§ **Task description**
Using the listing below, report all lines holding the word "color".

§ **Records from a collection of figures**
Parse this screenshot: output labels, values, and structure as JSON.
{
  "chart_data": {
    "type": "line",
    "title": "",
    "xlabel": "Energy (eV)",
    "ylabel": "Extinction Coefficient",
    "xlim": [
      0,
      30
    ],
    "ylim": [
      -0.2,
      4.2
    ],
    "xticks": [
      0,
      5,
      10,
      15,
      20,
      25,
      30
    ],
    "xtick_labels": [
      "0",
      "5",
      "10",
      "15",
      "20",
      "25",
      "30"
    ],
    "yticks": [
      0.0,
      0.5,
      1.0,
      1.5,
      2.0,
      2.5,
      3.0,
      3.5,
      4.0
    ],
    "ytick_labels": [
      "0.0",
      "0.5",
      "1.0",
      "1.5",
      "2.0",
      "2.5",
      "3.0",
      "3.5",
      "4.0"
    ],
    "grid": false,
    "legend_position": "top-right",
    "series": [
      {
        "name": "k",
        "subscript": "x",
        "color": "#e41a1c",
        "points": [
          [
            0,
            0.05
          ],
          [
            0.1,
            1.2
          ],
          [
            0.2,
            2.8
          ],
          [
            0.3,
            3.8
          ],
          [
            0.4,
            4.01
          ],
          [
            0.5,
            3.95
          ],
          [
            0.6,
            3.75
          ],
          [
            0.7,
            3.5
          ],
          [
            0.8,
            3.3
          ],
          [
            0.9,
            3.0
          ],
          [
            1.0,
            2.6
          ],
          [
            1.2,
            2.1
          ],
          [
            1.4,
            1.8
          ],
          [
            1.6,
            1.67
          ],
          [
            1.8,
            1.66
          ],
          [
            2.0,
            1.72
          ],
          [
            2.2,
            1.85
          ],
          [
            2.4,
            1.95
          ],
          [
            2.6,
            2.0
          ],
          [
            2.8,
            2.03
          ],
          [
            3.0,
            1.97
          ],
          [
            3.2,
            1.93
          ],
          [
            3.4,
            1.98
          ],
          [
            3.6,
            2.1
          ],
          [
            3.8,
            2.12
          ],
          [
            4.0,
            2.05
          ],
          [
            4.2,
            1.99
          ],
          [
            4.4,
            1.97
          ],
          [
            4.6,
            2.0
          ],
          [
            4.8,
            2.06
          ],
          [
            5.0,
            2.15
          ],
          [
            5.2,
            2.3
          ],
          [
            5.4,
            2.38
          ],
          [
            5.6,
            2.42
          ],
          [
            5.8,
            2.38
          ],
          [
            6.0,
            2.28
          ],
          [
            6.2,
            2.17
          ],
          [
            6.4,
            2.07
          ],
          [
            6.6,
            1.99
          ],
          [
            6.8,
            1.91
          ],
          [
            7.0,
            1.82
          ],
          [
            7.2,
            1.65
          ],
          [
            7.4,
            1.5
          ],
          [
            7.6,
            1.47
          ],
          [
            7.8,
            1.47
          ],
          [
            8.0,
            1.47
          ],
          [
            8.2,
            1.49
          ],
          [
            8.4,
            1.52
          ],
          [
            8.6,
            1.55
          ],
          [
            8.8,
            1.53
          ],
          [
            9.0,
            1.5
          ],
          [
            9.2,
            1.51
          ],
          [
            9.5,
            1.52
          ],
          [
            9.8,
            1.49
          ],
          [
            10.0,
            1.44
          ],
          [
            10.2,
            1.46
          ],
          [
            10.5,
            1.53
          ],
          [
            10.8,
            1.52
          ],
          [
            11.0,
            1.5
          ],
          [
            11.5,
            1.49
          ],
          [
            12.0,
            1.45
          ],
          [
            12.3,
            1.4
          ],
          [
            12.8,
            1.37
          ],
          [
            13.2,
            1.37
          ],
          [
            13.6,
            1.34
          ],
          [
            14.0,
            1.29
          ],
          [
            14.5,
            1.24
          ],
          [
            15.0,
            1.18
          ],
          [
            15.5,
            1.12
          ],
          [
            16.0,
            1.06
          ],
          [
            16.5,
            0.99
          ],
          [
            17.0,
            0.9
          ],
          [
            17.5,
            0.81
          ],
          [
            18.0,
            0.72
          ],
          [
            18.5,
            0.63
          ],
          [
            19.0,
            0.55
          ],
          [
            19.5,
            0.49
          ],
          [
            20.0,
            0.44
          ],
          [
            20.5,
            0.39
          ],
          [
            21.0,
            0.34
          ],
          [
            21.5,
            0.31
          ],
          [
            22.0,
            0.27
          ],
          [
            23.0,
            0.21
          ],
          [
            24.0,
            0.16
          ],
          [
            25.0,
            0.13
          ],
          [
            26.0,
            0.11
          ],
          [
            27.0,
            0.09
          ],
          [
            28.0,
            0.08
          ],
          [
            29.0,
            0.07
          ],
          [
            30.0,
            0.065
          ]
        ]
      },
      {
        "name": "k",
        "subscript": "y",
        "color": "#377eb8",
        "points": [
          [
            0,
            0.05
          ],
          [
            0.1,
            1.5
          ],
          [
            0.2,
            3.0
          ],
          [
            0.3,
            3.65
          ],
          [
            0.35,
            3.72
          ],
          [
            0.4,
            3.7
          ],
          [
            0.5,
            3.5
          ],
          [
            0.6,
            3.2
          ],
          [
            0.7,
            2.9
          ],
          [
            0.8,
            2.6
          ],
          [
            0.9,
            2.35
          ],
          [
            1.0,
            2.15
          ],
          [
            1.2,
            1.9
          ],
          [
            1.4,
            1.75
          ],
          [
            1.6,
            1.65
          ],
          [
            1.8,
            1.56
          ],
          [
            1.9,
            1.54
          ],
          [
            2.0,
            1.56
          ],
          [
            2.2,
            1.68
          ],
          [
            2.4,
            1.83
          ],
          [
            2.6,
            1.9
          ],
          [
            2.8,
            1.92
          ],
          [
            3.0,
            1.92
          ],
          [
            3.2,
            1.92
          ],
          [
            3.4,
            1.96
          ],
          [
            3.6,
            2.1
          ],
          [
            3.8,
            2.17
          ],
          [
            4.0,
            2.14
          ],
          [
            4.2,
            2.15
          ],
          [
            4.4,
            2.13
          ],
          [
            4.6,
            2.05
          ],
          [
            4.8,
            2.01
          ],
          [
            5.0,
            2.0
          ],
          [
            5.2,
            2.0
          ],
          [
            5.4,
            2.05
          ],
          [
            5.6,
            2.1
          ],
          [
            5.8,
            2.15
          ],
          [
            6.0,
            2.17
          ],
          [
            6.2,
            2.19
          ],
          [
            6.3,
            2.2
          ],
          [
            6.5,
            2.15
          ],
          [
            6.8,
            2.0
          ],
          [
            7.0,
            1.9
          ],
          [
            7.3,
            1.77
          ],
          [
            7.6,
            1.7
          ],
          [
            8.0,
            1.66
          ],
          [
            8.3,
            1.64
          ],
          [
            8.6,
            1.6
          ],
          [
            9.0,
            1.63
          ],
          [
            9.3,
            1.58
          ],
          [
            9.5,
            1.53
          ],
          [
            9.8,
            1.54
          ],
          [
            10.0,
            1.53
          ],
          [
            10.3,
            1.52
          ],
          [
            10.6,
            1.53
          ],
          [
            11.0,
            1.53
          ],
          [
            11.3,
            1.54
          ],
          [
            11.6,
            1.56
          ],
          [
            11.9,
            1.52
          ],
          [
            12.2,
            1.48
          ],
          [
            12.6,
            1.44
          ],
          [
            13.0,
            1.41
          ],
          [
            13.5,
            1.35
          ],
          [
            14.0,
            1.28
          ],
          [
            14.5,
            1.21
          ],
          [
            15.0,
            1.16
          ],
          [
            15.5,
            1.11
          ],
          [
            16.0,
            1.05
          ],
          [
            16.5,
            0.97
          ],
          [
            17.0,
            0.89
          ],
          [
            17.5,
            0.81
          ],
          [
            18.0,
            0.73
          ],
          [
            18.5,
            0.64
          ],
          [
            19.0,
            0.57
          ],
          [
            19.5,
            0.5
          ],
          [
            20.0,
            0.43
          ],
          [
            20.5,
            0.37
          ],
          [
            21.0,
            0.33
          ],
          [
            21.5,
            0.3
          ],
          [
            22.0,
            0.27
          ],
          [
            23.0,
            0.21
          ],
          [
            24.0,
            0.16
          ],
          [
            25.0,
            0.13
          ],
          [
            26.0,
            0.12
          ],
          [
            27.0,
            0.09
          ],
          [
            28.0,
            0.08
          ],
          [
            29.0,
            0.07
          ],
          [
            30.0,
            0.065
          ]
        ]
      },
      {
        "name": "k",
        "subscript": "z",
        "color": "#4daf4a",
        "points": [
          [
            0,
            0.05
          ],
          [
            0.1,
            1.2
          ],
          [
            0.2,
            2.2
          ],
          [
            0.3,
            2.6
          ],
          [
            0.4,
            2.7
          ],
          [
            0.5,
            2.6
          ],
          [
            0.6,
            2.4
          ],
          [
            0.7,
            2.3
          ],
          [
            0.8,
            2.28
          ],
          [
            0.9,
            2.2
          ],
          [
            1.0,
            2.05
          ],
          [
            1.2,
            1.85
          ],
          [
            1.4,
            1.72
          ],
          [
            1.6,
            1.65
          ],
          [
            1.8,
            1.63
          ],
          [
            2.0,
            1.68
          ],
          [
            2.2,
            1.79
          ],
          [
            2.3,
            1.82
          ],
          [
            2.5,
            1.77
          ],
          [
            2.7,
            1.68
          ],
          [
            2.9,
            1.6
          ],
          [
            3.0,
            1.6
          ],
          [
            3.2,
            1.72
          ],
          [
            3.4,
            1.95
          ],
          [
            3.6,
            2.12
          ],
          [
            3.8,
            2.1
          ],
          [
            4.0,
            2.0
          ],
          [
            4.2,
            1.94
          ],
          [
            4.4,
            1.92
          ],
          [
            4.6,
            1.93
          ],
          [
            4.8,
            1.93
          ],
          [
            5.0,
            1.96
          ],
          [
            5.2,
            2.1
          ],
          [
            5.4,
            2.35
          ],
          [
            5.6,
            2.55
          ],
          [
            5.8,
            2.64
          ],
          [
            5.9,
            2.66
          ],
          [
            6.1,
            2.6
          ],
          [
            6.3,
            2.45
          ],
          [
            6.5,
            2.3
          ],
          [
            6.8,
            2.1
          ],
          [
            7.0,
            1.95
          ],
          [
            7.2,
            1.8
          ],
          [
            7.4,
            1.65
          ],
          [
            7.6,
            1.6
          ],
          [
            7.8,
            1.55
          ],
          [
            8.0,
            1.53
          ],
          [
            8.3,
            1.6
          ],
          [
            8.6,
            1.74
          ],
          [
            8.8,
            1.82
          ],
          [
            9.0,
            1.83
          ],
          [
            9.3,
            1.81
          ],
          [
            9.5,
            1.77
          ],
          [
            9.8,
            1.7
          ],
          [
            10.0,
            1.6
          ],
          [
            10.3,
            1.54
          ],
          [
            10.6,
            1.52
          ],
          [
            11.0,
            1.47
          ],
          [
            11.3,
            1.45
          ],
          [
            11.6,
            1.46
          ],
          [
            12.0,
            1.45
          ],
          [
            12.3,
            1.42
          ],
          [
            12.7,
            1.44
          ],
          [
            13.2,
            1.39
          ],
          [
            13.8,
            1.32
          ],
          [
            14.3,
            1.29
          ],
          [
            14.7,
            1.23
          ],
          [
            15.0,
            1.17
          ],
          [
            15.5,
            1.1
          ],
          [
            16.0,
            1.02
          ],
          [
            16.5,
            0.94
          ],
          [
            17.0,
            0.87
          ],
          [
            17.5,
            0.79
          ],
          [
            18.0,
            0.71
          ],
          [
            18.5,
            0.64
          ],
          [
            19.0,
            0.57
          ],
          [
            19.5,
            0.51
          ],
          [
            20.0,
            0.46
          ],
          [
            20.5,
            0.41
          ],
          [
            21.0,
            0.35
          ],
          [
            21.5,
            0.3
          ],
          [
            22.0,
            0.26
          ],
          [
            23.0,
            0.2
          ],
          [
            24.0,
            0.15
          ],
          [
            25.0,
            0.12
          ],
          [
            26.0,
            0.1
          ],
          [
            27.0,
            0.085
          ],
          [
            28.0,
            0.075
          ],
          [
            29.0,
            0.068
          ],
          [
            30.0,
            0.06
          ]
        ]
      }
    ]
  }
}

§ **Correct response**
        "color": "#e41a1c",
        "color": "#377eb8",
        "color": "#4daf4a",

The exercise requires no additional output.